── EXCERPTED PASSAGE ──

The first appearance of Pekka Puupää was in the Elanto cooperative's magazine Kuluttaja on 1 May 1925, when it started to publish a comic of the same name. The series was drawn by graphic designer Ola Fogelberg, who signed his comics using the pseudonym Fogeli.

During its first years Pekka Puupää was mainly humorously depicted propaganda for the Elanto cooperative: Pekka was beaten up by Justiina, because he wouldn't go to the cooperative store during rain but visited a private store instead. Later Fogeli quit advertising, though, and changed Pekka Puupää into a conventional joke series, at the same time moving the scene from Helsinki to a small rural locality Savikylä. This let the comic develop into a more diverse one.

The weekly comic was composed of six-panel strips. It didn't have any speech balloons, but instead the texts were under the panels, making it a text comic this was common practice in European comics even after World War II. Apparently Fogelberg drew some strips with balloons as an experiment, but these remained single cases. The drawing style was at the same time caricaturing and realistic: Pekka Puupää and other characters were caricatures, but the settings were realistically and often very carefully drawn, offering a peephole into the early 20th century Finnish rural life.

───

Answer these questions about the passage on Pekka Puupää:
1. In what magazine did Pekka Puupää first appear?
2. To what small rural locality did Fogeli move the scene?
3. How many panels did each weekly strip have?

── PROVIDED RECORDS ──

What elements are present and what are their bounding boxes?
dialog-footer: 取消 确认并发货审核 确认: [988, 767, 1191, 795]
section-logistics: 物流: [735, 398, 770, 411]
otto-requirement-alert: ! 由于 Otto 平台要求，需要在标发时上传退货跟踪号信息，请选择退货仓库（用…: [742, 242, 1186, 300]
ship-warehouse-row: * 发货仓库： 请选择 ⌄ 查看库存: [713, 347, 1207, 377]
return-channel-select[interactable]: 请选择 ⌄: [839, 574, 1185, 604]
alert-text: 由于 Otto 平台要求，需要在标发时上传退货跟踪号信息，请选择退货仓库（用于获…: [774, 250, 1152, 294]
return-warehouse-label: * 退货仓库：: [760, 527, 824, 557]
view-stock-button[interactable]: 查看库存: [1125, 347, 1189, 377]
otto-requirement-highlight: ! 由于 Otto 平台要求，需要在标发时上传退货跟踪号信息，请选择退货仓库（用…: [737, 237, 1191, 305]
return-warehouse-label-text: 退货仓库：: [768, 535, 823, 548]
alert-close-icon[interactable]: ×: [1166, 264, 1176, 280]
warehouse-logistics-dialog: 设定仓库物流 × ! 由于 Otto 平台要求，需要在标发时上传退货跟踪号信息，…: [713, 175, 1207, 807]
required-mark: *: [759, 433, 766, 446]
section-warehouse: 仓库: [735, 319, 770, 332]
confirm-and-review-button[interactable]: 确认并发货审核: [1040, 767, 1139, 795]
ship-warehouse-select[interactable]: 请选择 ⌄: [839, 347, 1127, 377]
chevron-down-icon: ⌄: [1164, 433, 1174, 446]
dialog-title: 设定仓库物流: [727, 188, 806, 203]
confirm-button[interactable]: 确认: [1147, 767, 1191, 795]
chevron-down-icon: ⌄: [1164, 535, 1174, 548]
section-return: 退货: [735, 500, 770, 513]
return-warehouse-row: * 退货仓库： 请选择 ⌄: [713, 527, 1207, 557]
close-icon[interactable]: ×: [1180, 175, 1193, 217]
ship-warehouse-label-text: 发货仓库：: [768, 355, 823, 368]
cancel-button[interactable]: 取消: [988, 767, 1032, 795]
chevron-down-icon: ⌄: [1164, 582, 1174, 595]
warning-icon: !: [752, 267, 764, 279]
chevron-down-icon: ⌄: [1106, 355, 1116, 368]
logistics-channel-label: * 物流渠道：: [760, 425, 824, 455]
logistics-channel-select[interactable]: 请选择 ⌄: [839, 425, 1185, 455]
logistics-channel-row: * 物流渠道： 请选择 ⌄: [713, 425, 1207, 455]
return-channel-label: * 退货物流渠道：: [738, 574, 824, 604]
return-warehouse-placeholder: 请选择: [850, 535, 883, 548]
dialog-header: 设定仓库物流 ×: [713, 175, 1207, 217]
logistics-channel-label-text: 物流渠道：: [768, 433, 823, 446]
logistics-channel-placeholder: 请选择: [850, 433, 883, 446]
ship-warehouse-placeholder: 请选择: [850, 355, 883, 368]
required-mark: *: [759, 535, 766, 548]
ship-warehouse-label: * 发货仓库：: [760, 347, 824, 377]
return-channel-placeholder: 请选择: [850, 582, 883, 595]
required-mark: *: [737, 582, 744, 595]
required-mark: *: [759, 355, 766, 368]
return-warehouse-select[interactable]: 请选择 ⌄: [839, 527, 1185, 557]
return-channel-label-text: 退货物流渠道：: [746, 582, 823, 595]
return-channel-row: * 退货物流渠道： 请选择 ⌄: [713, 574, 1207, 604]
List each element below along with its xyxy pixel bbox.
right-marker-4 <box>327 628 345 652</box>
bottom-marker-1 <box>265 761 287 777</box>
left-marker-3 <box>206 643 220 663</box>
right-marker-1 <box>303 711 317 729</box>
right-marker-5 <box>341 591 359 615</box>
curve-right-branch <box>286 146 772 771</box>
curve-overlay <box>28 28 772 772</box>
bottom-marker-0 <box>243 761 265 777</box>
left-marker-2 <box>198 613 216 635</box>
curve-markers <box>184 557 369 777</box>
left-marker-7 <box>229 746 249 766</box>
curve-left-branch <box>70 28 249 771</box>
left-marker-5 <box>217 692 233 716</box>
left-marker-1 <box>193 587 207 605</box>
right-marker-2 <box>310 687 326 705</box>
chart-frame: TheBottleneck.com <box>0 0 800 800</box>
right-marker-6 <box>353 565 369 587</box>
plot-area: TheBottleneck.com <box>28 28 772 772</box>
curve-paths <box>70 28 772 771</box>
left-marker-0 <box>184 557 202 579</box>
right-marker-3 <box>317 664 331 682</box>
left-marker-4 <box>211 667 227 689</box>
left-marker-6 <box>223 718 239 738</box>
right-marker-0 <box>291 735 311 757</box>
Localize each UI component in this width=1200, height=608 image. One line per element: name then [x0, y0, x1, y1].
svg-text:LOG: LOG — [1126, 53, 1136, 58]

───

### TASK SOLUTION
1. Kuluttaja, the Elanto cooperative's magazine
2. Savikylä
3. Six